What you need to do
In the data below, locate each line with the word "答全才给分" and list it.

[Dataset items]

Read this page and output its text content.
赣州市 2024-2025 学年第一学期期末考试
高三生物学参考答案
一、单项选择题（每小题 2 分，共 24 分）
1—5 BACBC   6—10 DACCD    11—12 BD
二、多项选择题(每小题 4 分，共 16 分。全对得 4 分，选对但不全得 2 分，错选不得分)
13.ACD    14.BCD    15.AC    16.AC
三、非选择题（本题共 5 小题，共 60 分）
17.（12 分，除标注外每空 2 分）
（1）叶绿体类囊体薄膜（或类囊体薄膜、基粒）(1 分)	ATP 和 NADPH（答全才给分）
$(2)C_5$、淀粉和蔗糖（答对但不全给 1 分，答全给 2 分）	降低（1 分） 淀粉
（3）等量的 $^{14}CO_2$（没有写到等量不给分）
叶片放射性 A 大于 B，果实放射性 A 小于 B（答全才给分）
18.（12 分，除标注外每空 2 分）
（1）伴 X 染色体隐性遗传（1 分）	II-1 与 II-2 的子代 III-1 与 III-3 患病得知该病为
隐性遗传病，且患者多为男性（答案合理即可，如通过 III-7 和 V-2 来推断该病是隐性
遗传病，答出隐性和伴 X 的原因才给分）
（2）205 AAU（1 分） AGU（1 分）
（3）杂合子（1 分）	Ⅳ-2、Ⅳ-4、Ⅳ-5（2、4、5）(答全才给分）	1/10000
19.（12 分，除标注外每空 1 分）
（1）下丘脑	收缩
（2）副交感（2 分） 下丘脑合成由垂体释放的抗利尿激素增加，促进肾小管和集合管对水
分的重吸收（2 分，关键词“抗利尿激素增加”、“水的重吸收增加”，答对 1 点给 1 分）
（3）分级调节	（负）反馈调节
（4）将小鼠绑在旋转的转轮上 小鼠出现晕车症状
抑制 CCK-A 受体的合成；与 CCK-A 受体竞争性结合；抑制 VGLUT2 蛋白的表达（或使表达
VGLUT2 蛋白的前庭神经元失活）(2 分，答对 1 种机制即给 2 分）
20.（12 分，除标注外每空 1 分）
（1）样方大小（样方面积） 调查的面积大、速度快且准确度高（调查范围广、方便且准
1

Written reply
（1）叶绿体类囊体薄膜（或类囊体薄膜、基粒）(1 分)	ATP 和 NADPH（答全才给分）
叶片放射性 A 大于 B，果实放射性 A 小于 B（答全才给分）
（3）杂合子（1 分）	Ⅳ-2、Ⅳ-4、Ⅳ-5（2、4、5）(答全才给分）	1/10000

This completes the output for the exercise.